**Study text:**
An attending physician or specialist physician (an authorized nurse practitioner for a limited time) must prescribe all treatment.

On the first visit, you must notify the patient, preferably in writing, that the patient may have to pay for medical services that are not covered. This may include:

  • If the patient seeks treatment for conditions that are not related to the accepted compensable injury or illness. You can contact the insurer to find out what the accepted conditions are.
  • If the patient has been enrolled in an MCO and seeks treatment from you and you are not a panel provider for that MCO.
  • If the patient seeks treatment after having been notified that the treatment is experimental, outmoded, unscientific, or unproven.

See sample notification. 

Chart notes
It is crucial that your chart notes are clear and comprehensive. You must submit a legend when submitting coded or semi-coded chart notes.

**Activity 1:**
Rewrite the passage of the text on patient treatment that begins at the words "On the first" and stops after "accepted conditions are.", changing "insurer" to "insurance carrier".
**Activity 2:**
Continue the text on patient treatment and chart notes from where it stops.
The entries that follow are separate material, unrelated to the text on patient treatment.

[Bounding box prediction data]
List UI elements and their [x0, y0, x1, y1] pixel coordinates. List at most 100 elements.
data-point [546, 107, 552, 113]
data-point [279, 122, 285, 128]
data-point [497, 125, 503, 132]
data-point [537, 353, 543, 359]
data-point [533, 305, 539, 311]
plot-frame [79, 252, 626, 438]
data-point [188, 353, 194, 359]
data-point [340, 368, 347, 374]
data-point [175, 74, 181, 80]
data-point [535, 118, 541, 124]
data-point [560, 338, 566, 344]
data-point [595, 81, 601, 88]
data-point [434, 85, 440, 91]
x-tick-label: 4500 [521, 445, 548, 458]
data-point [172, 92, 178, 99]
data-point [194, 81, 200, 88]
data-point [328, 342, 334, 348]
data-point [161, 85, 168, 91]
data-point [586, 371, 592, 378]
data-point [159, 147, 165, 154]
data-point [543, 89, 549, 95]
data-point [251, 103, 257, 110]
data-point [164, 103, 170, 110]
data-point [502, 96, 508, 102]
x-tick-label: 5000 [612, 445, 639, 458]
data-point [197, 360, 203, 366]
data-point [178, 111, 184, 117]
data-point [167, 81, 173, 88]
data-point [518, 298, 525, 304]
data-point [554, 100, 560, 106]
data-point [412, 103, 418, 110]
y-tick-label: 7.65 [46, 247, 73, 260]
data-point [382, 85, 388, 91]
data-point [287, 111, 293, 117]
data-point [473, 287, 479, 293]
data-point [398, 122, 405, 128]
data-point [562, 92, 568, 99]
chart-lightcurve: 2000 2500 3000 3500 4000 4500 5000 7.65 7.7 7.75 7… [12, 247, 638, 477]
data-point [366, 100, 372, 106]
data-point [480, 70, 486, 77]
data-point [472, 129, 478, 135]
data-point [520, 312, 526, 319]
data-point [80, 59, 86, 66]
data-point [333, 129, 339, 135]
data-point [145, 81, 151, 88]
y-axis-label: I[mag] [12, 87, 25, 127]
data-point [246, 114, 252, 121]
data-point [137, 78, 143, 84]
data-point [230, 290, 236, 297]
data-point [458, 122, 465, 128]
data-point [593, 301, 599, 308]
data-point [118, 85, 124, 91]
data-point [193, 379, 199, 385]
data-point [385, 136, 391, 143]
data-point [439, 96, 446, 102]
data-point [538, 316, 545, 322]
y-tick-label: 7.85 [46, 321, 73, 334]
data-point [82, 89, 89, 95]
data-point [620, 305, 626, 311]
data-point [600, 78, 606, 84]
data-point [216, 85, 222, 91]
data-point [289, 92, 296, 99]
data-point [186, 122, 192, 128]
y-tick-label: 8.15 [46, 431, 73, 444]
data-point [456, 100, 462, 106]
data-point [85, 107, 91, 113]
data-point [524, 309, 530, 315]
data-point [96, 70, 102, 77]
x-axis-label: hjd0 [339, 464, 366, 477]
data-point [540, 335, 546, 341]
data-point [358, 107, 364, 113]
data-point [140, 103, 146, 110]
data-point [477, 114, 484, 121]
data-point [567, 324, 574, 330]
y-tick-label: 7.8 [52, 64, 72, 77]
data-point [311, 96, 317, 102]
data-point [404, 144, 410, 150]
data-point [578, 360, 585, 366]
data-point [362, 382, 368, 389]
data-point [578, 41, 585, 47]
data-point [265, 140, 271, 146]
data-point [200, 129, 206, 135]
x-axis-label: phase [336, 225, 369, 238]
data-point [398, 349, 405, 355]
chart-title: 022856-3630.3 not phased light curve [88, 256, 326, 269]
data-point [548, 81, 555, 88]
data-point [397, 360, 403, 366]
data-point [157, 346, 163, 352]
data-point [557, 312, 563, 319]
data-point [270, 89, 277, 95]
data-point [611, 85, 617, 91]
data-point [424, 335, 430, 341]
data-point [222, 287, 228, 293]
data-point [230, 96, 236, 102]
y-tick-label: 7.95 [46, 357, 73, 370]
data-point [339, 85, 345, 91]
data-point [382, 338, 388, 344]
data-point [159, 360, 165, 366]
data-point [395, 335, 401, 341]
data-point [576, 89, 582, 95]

**Output 1:**
On the first visit, you must notify the patient, preferably in writing, that the patient may have to pay for medical services that are not covered. This may include:

  • If the patient seeks treatment for conditions that are not related to the accepted compensable injury or illness. You can contact the insurance carrier to find out what the accepted conditions are.

**Output 2:**
MCO
At any time, insurers may enroll patients into a managed care organization (MCO). If you treat an MCO-enrolled patient and you are not on that MCO’s panel, the insurer will not have to pay. You should ask the patient if they are enrolled in an MCO. You may also want to contact the insurer to find out whether or not the patient is enrolled in an MCO.​​

You must have a treatment plan before you begin treating the patient. The treatment plan must contain the following four elements:

  • Objectives (e.g., decreased pain, increased range of motion)
  • Modalities (e.g., ultrasound, chiropractic manipulation)
  • Frequency of treatment (e.g., once per week)
  • Duration (e.g., four weeks)

You must send the treatment plan within seven days to the insurer and the physician or authorized nurse practitioner.

Tip: Fax the treatment plan to the insurer and keep a copy of the confirmation page in the patient’s file.

If you continue treatment beyond the duration outlined in the treatment plan, you must have a new referral from the attending physician to continue treatment. You also must send a new treatment plan to the insurer and physician or authorized nurse practitioner within seven days.

Note: The insurer does not have to pay you if you treat the patient without a treatment plan or you fail to send it to the insurer within seven days.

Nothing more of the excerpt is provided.